▶ **Directive**: Count how many lines of the material contain the string "structured", then give that number and nothing more.

▶ **Supplied entries**:
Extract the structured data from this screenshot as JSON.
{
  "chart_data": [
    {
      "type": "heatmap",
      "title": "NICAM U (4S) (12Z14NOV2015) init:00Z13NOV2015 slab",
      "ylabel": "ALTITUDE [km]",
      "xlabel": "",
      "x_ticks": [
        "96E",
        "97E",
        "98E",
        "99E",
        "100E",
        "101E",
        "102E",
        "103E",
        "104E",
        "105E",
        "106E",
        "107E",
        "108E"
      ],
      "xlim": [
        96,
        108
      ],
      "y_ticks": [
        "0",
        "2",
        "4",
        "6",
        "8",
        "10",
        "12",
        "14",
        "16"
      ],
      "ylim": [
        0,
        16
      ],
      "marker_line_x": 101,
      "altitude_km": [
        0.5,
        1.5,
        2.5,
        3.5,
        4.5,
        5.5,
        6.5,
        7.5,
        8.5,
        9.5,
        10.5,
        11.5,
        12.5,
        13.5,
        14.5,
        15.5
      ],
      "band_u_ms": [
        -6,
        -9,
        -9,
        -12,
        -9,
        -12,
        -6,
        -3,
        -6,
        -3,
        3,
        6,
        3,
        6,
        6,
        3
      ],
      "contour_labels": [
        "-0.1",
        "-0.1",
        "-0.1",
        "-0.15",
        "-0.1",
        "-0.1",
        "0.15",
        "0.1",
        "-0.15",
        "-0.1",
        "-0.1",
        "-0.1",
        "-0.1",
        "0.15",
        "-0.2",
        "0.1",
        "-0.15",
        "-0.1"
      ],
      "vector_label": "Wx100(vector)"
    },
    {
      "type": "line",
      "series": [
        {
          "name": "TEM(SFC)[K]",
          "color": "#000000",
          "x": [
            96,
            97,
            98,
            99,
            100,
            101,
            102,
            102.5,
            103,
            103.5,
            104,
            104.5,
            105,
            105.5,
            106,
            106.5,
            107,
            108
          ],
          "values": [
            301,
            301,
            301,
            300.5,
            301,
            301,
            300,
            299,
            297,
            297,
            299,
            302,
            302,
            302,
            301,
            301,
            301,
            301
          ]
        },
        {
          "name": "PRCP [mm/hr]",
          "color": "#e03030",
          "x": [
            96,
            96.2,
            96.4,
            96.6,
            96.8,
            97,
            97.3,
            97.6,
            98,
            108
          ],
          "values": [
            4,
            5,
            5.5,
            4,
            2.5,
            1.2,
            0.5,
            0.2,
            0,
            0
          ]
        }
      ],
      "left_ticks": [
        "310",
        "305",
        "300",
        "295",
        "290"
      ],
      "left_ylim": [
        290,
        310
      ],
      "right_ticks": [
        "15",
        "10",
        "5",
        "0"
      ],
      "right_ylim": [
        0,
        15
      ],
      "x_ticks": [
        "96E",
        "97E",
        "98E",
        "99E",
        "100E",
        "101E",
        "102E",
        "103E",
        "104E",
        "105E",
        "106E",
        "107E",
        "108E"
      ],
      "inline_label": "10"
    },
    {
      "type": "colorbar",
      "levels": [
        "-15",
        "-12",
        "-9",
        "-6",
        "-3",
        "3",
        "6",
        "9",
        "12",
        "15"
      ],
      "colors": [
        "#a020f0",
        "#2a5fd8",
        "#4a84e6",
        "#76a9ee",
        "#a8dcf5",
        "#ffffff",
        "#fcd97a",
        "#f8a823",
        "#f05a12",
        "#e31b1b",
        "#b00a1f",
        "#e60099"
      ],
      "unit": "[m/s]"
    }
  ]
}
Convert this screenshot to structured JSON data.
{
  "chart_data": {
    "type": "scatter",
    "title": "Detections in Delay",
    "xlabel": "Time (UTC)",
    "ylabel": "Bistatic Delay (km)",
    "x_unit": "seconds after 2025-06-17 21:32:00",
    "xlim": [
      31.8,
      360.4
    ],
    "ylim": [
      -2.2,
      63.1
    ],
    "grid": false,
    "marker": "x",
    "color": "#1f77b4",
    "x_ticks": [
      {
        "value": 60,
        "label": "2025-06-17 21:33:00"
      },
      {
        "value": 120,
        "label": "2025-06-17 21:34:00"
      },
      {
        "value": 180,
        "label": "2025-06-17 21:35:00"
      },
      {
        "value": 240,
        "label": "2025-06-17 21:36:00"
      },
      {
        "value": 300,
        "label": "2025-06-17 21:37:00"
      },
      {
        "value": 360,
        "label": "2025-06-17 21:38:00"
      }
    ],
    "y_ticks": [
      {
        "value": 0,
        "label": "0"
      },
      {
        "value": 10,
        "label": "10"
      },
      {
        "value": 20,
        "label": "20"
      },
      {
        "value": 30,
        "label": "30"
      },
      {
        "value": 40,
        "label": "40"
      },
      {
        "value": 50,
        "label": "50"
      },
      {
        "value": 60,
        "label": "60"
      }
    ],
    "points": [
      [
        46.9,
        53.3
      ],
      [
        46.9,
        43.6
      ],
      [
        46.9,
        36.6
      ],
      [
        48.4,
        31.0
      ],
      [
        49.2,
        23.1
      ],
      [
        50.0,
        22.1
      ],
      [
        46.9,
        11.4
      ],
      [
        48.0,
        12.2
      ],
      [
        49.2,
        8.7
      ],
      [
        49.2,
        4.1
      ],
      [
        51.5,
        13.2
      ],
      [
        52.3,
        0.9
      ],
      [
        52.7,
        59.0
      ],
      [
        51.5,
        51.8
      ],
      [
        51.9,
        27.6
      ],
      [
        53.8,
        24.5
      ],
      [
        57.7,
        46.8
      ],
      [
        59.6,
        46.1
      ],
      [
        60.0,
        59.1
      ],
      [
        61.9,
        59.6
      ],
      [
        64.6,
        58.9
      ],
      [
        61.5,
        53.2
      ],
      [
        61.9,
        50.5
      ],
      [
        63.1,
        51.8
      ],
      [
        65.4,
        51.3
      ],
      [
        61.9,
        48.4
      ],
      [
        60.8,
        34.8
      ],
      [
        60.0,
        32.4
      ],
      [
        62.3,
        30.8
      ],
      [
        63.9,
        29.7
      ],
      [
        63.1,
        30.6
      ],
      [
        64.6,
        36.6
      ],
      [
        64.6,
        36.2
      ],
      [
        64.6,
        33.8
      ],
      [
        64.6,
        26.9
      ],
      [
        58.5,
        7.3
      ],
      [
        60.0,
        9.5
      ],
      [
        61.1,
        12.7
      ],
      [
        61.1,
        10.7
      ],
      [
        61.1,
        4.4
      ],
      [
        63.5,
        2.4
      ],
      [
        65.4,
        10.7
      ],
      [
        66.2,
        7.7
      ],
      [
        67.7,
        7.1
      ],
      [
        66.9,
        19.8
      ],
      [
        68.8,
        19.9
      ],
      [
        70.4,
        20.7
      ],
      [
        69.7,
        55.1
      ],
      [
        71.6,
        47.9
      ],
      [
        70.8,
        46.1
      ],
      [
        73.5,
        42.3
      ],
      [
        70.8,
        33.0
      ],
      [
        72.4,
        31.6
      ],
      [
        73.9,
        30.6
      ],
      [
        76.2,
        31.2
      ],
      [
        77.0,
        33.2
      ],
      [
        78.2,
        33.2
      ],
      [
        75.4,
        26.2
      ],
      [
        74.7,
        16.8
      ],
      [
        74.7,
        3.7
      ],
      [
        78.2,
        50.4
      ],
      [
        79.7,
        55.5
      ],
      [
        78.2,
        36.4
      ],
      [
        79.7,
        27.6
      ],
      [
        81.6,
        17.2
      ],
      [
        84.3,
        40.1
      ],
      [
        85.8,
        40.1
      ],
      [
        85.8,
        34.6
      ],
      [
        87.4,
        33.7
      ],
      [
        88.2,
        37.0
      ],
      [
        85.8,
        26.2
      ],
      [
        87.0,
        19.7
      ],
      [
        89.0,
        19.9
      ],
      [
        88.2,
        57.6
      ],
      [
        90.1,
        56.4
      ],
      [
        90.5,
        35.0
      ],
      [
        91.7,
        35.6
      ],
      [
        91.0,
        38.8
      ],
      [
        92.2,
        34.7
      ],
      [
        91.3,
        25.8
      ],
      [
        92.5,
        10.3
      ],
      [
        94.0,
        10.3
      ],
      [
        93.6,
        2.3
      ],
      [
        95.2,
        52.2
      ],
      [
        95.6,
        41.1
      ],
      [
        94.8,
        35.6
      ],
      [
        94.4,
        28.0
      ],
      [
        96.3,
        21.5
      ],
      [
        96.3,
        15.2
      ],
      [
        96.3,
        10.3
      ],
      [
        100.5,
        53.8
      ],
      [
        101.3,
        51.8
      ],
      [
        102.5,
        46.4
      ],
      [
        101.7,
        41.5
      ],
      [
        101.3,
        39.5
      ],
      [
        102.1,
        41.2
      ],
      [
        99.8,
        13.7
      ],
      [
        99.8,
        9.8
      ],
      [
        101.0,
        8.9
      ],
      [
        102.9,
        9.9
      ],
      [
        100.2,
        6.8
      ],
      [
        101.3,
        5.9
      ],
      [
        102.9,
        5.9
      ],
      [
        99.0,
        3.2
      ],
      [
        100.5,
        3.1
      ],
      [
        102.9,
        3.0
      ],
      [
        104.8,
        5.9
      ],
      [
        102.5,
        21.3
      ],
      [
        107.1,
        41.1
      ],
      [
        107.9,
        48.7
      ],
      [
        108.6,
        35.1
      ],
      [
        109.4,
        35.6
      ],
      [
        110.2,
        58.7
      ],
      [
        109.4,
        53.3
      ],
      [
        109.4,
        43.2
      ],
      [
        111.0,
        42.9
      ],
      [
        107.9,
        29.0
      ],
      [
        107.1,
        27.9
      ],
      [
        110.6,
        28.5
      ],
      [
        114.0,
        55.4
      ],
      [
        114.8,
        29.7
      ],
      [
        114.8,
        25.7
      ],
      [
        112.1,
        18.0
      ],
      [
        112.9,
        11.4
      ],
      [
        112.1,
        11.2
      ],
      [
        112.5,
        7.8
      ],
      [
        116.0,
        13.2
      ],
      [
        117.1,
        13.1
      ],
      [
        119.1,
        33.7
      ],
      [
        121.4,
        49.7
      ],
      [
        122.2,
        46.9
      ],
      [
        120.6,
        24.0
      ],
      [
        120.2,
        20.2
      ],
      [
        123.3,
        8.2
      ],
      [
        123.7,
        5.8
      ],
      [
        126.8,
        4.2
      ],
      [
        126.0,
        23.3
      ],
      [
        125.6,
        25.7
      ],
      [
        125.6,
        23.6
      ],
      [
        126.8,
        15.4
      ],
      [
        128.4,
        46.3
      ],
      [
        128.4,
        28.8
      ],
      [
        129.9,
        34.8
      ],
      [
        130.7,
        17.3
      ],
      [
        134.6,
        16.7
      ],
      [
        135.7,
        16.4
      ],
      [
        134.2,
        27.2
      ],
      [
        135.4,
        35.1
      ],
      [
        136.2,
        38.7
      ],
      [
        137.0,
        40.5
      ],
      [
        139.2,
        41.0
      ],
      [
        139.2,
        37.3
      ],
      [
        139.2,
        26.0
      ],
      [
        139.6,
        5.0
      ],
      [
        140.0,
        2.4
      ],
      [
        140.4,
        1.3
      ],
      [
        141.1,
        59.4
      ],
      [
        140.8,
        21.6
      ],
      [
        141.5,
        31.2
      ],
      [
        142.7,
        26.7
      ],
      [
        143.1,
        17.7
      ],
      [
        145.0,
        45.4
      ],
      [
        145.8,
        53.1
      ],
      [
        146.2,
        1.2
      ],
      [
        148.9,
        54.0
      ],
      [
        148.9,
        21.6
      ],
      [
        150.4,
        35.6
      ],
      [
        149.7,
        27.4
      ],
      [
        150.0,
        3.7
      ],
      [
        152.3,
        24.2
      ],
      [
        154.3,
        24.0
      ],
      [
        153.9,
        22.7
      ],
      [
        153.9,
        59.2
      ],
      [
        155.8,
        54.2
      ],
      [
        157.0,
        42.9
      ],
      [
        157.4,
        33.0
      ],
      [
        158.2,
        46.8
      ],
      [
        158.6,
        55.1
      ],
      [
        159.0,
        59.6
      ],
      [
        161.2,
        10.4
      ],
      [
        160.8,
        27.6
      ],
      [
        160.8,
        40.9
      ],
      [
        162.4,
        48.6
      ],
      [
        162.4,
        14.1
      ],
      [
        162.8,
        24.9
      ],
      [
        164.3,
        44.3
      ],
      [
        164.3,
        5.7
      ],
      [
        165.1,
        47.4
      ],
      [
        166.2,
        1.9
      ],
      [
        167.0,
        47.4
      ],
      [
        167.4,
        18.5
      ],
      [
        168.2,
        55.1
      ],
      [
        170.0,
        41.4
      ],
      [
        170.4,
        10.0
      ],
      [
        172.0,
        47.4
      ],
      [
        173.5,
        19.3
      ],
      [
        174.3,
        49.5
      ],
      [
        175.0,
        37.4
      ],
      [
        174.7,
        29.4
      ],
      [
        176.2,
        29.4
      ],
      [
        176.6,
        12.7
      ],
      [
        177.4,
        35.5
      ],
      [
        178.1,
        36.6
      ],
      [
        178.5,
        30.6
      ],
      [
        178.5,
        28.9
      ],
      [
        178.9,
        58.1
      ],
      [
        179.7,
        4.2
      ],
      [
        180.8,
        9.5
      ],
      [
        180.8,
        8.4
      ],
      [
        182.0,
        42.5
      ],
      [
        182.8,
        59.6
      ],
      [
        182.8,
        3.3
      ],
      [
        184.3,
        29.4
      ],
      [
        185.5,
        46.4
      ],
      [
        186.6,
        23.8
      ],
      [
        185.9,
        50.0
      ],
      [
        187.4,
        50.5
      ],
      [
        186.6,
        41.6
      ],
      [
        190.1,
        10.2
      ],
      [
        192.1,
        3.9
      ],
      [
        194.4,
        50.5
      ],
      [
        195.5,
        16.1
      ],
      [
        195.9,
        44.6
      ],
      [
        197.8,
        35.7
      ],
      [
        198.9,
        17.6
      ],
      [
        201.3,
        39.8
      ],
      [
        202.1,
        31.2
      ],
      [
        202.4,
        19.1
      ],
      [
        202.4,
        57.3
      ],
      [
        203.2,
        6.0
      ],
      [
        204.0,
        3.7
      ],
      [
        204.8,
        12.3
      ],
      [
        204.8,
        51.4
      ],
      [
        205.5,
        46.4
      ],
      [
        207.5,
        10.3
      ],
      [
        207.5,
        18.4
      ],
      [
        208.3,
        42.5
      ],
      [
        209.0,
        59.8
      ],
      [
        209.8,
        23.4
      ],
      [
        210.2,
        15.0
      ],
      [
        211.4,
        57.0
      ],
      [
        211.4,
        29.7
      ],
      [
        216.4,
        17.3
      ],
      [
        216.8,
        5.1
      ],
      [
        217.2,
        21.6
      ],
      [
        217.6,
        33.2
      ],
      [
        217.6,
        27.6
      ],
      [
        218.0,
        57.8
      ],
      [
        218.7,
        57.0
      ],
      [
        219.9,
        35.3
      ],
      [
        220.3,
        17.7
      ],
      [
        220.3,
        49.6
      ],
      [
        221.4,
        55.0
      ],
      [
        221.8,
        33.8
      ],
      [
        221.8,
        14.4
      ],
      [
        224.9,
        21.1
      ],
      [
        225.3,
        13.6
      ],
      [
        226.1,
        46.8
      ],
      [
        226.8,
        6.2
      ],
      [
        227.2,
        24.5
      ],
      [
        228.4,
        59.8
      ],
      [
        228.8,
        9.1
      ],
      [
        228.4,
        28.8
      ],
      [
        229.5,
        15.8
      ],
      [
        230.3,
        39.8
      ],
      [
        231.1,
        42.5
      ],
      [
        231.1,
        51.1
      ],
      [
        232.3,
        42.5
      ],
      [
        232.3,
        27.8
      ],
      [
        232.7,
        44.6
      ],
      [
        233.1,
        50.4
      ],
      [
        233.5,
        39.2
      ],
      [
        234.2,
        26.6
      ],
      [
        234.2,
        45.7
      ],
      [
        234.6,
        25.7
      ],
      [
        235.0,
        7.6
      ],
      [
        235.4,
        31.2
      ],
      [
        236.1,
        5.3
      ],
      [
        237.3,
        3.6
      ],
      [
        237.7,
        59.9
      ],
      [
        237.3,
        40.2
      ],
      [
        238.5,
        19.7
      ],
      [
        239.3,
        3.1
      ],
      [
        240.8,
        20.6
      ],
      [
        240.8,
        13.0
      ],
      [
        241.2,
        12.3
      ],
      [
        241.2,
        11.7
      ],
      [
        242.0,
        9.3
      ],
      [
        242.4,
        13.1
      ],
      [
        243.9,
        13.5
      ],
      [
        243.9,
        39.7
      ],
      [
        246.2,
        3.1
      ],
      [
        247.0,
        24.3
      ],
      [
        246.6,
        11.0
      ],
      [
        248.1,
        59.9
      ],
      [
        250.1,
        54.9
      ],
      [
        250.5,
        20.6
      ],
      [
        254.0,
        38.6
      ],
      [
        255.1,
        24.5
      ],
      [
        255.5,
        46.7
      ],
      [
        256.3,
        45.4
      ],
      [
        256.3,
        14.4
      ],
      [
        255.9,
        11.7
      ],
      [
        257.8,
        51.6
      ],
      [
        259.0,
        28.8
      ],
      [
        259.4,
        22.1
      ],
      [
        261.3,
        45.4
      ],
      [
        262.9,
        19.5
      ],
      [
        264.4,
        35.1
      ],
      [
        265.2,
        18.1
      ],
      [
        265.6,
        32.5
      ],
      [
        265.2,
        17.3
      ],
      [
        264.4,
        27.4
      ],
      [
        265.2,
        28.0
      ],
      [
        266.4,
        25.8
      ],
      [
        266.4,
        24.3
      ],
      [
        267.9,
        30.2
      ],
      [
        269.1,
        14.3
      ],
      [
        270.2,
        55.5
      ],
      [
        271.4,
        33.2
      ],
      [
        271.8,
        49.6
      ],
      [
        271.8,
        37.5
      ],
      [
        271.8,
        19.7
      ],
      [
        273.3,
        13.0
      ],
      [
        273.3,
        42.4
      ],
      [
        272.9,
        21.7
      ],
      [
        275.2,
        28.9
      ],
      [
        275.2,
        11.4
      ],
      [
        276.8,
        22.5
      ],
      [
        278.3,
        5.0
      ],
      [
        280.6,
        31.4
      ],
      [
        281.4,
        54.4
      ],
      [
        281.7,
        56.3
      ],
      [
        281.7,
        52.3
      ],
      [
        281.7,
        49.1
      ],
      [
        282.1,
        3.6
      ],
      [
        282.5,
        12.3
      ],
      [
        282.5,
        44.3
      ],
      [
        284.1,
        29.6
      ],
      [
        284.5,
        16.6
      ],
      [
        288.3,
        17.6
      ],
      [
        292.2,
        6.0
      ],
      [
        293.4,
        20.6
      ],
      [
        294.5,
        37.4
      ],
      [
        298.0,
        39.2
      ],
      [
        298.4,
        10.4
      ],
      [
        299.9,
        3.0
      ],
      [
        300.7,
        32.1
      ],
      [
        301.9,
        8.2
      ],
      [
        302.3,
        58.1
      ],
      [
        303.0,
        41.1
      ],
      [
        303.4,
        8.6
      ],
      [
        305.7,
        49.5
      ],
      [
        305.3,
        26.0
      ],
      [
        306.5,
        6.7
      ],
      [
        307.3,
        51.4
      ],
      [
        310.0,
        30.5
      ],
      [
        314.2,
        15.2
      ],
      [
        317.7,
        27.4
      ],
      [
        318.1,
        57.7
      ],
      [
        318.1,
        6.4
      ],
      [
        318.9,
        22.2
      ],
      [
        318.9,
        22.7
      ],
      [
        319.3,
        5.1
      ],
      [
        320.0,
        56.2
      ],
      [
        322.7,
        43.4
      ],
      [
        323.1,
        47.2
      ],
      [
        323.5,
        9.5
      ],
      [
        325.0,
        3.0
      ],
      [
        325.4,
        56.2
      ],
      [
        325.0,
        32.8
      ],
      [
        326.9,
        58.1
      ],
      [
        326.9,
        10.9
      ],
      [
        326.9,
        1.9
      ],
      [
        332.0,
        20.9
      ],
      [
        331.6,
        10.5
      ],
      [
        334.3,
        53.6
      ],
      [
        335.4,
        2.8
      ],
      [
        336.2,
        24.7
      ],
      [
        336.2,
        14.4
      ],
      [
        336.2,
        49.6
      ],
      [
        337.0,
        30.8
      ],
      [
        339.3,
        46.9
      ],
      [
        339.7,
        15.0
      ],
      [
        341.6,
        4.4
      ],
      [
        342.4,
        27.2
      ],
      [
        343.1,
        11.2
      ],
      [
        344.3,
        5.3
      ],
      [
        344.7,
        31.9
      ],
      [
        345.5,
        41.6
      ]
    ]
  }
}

▶ **Output of the exercise**: 2